__Exercise task__
Repeat the whole listing below, word for word.
···
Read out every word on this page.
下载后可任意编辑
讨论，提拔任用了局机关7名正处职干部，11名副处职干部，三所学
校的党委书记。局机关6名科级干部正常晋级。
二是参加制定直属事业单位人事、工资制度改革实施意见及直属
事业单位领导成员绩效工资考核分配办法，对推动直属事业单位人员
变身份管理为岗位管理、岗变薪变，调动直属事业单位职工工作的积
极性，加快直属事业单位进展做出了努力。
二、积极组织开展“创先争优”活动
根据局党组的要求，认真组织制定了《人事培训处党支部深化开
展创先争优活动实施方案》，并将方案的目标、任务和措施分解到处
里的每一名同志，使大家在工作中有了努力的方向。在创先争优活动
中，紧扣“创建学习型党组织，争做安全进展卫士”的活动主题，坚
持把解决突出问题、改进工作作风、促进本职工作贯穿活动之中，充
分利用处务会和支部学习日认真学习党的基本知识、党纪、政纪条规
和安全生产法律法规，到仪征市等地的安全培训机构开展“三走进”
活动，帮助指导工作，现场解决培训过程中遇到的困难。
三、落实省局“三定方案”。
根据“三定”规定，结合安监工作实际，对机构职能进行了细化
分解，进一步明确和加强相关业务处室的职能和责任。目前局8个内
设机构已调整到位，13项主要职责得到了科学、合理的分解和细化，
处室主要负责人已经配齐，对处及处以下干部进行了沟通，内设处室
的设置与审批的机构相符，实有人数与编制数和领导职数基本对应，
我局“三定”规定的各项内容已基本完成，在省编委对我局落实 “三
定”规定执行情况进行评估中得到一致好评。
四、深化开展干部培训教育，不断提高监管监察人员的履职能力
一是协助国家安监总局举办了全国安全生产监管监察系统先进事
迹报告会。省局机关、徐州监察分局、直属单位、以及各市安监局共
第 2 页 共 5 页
···
__Response__
Read out every word on this page.
下载后可任意编辑
讨论，提拔任用了局机关7名正处职干部，11名副处职干部，三所学
校的党委书记。局机关6名科级干部正常晋级。
二是参加制定直属事业单位人事、工资制度改革实施意见及直属
事业单位领导成员绩效工资考核分配办法，对推动直属事业单位人员
变身份管理为岗位管理、岗变薪变，调动直属事业单位职工工作的积
极性，加快直属事业单位进展做出了努力。
二、积极组织开展“创先争优”活动
根据局党组的要求，认真组织制定了《人事培训处党支部深化开
展创先争优活动实施方案》，并将方案的目标、任务和措施分解到处
里的每一名同志，使大家在工作中有了努力的方向。在创先争优活动
中，紧扣“创建学习型党组织，争做安全进展卫士”的活动主题，坚
持把解决突出问题、改进工作作风、促进本职工作贯穿活动之中，充
分利用处务会和支部学习日认真学习党的基本知识、党纪、政纪条规
和安全生产法律法规，到仪征市等地的安全培训机构开展“三走进”
活动，帮助指导工作，现场解决培训过程中遇到的困难。
三、落实省局“三定方案”。
根据“三定”规定，结合安监工作实际，对机构职能进行了细化
分解，进一步明确和加强相关业务处室的职能和责任。目前局8个内
设机构已调整到位，13项主要职责得到了科学、合理的分解和细化，
处室主要负责人已经配齐，对处及处以下干部进行了沟通，内设处室
的设置与审批的机构相符，实有人数与编制数和领导职数基本对应，
我局“三定”规定的各项内容已基本完成，在省编委对我局落实 “三
定”规定执行情况进行评估中得到一致好评。
四、深化开展干部培训教育，不断提高监管监察人员的履职能力
一是协助国家安监总局举办了全国安全生产监管监察系统先进事
迹报告会。省局机关、徐州监察分局、直属单位、以及各市安监局共
第 2 页 共 5 页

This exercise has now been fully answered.